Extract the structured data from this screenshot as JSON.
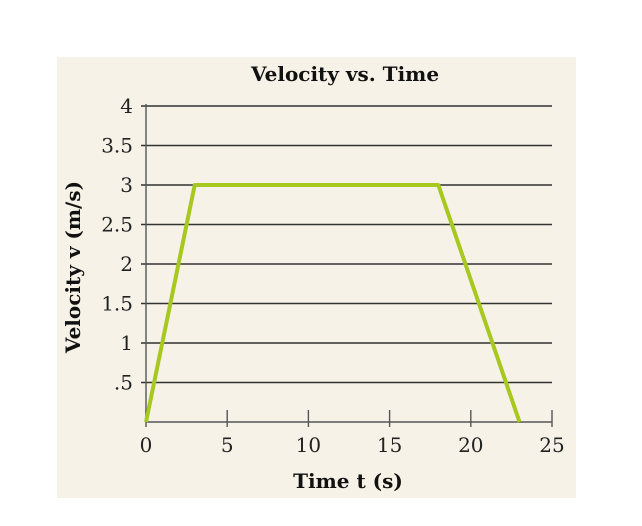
{
  "chart_data": {
    "type": "line",
    "title": "Velocity vs. Time",
    "xlabel": "Time t (s)",
    "ylabel": "Velocity v (m/s)",
    "xlim": [
      0,
      25
    ],
    "ylim": [
      0,
      4
    ],
    "x_ticks": [
      0,
      5,
      10,
      15,
      20,
      25
    ],
    "x_tick_labels": [
      "0",
      "5",
      "10",
      "15",
      "20",
      "25"
    ],
    "y_ticks": [
      0.5,
      1,
      1.5,
      2,
      2.5,
      3,
      3.5,
      4
    ],
    "y_tick_labels": [
      ".5",
      "1",
      "1.5",
      "2",
      "2.5",
      "3",
      "3.5",
      "4"
    ],
    "grid": "horizontal",
    "series": [
      {
        "x": [
          0,
          3,
          18,
          23
        ],
        "y": [
          0,
          3,
          3,
          0
        ]
      }
    ],
    "colors": {
      "line": "#a6c81f",
      "grid": "#333333",
      "panel": "#f6f2e8"
    }
  }
}
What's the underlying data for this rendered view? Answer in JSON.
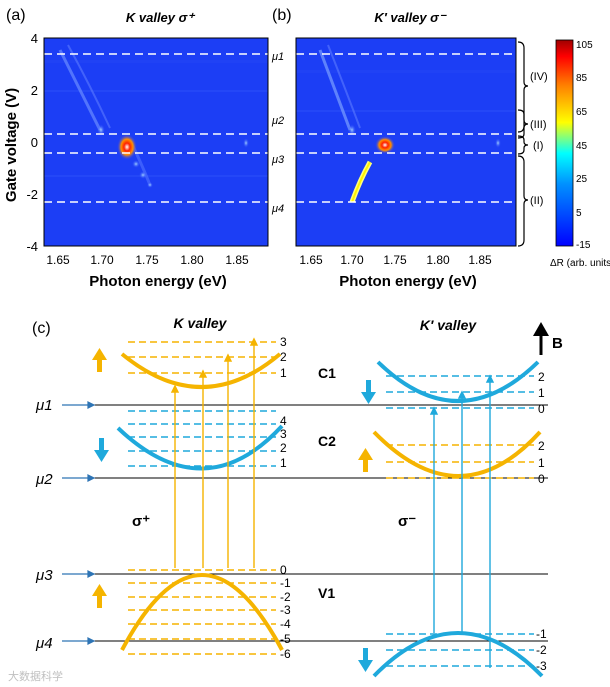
{
  "figure": {
    "panel_a": {
      "label": "(a)",
      "title": "K valley σ⁺",
      "x_label": "Photon energy (eV)",
      "y_label": "Gate voltage (V)",
      "x_ticks": [
        "1.65",
        "1.70",
        "1.75",
        "1.80",
        "1.85"
      ],
      "y_ticks": [
        "4",
        "2",
        "0",
        "-2",
        "-4"
      ]
    },
    "panel_b": {
      "label": "(b)",
      "title": "K′ valley σ⁻",
      "x_label": "Photon energy (eV)",
      "x_ticks": [
        "1.65",
        "1.70",
        "1.75",
        "1.80",
        "1.85"
      ],
      "mu_labels": [
        "μ1",
        "μ2",
        "μ3",
        "μ4"
      ],
      "regions": [
        "(IV)",
        "(III)",
        "(I)",
        "(II)"
      ]
    },
    "colorbar": {
      "ticks": [
        "105",
        "85",
        "65",
        "45",
        "25",
        "5",
        "-15"
      ],
      "label": "ΔR (arb. units)",
      "colors": [
        "#0000ff",
        "#00ffff",
        "#ffff00",
        "#ff8000",
        "#ff0000",
        "#a00000"
      ]
    },
    "panel_c": {
      "label": "(c)",
      "k_title": "K valley",
      "kp_title": "K′ valley",
      "b_label": "B",
      "band_c1": "C1",
      "band_c2": "C2",
      "band_v1": "V1",
      "sigma_plus": "σ⁺",
      "sigma_minus": "σ⁻",
      "mu_labels": [
        "μ1",
        "μ2",
        "μ3",
        "μ4"
      ],
      "k_c1_levels": [
        "3",
        "2",
        "1"
      ],
      "k_c2_levels": [
        "4",
        "3",
        "2",
        "1"
      ],
      "k_v1_levels": [
        "0",
        "-1",
        "-2",
        "-3",
        "-4",
        "-5",
        "-6"
      ],
      "kp_c1_levels": [
        "2",
        "1",
        "0"
      ],
      "kp_c2_levels": [
        "2",
        "1",
        "0"
      ],
      "kp_v1_levels": [
        "-1",
        "-2",
        "-3"
      ],
      "colors": {
        "gold": "#f5b400",
        "blue": "#1fa9dc",
        "arrow": "#2e74b5"
      }
    },
    "watermark": "大数据科学"
  }
}
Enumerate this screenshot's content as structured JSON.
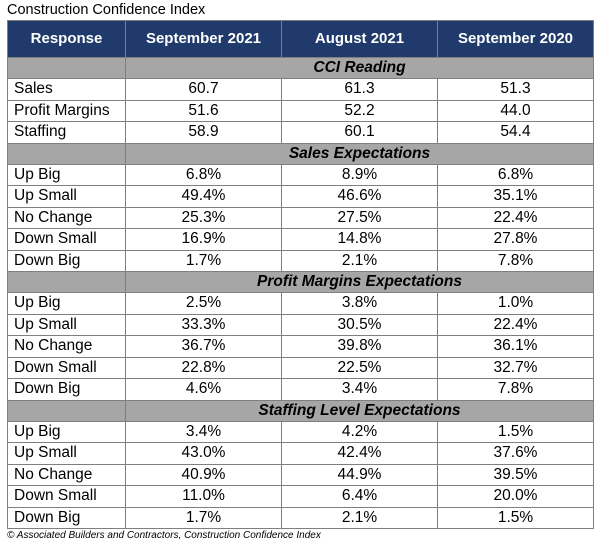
{
  "title": "Construction Confidence Index",
  "header": [
    "Response",
    "September 2021",
    "August 2021",
    "September 2020"
  ],
  "sections": [
    {
      "name": "CCI Reading",
      "rows": [
        {
          "label": "Sales",
          "values": [
            "60.7",
            "61.3",
            "51.3"
          ]
        },
        {
          "label": "Profit Margins",
          "values": [
            "51.6",
            "52.2",
            "44.0"
          ]
        },
        {
          "label": "Staffing",
          "values": [
            "58.9",
            "60.1",
            "54.4"
          ]
        }
      ]
    },
    {
      "name": "Sales Expectations",
      "rows": [
        {
          "label": "Up Big",
          "values": [
            "6.8%",
            "8.9%",
            "6.8%"
          ]
        },
        {
          "label": "Up Small",
          "values": [
            "49.4%",
            "46.6%",
            "35.1%"
          ]
        },
        {
          "label": "No Change",
          "values": [
            "25.3%",
            "27.5%",
            "22.4%"
          ]
        },
        {
          "label": "Down Small",
          "values": [
            "16.9%",
            "14.8%",
            "27.8%"
          ]
        },
        {
          "label": "Down Big",
          "values": [
            "1.7%",
            "2.1%",
            "7.8%"
          ]
        }
      ]
    },
    {
      "name": "Profit Margins Expectations",
      "rows": [
        {
          "label": "Up Big",
          "values": [
            "2.5%",
            "3.8%",
            "1.0%"
          ]
        },
        {
          "label": "Up Small",
          "values": [
            "33.3%",
            "30.5%",
            "22.4%"
          ]
        },
        {
          "label": "No Change",
          "values": [
            "36.7%",
            "39.8%",
            "36.1%"
          ]
        },
        {
          "label": "Down Small",
          "values": [
            "22.8%",
            "22.5%",
            "32.7%"
          ]
        },
        {
          "label": "Down Big",
          "values": [
            "4.6%",
            "3.4%",
            "7.8%"
          ]
        }
      ]
    },
    {
      "name": "Staffing Level Expectations",
      "rows": [
        {
          "label": "Up Big",
          "values": [
            "3.4%",
            "4.2%",
            "1.5%"
          ]
        },
        {
          "label": "Up Small",
          "values": [
            "43.0%",
            "42.4%",
            "37.6%"
          ]
        },
        {
          "label": "No Change",
          "values": [
            "40.9%",
            "44.9%",
            "39.5%"
          ]
        },
        {
          "label": "Down Small",
          "values": [
            "11.0%",
            "6.4%",
            "20.0%"
          ]
        },
        {
          "label": "Down Big",
          "values": [
            "1.7%",
            "2.1%",
            "1.5%"
          ]
        }
      ]
    }
  ],
  "footer": "© Associated Builders and Contractors, Construction Confidence Index",
  "colors": {
    "header_bg": "#1f3a6b",
    "section_bg": "#a6a6a6"
  }
}
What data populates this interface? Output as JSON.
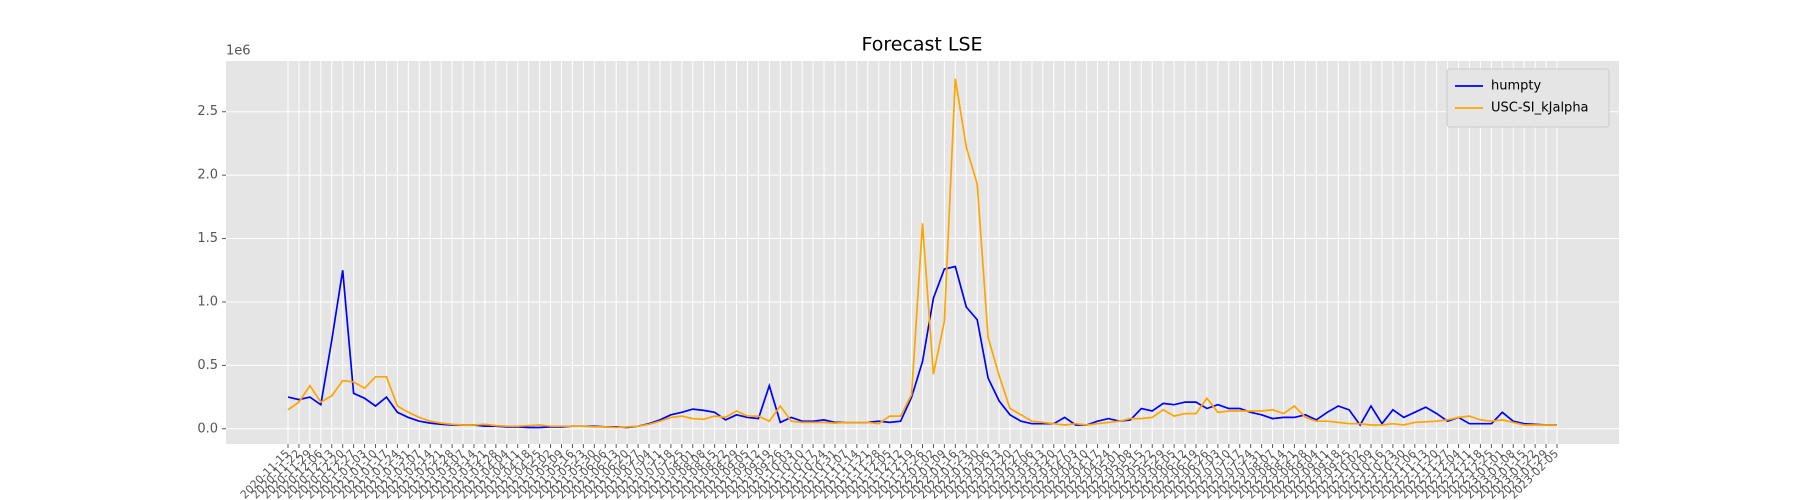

----

REQUIRED TASK
From the entries above, copy every line where the word "structured" shows up.

RESPONSE
Extract the structured data from this screenshot as JSON.
Enumerate this screenshot's content as structured JSON.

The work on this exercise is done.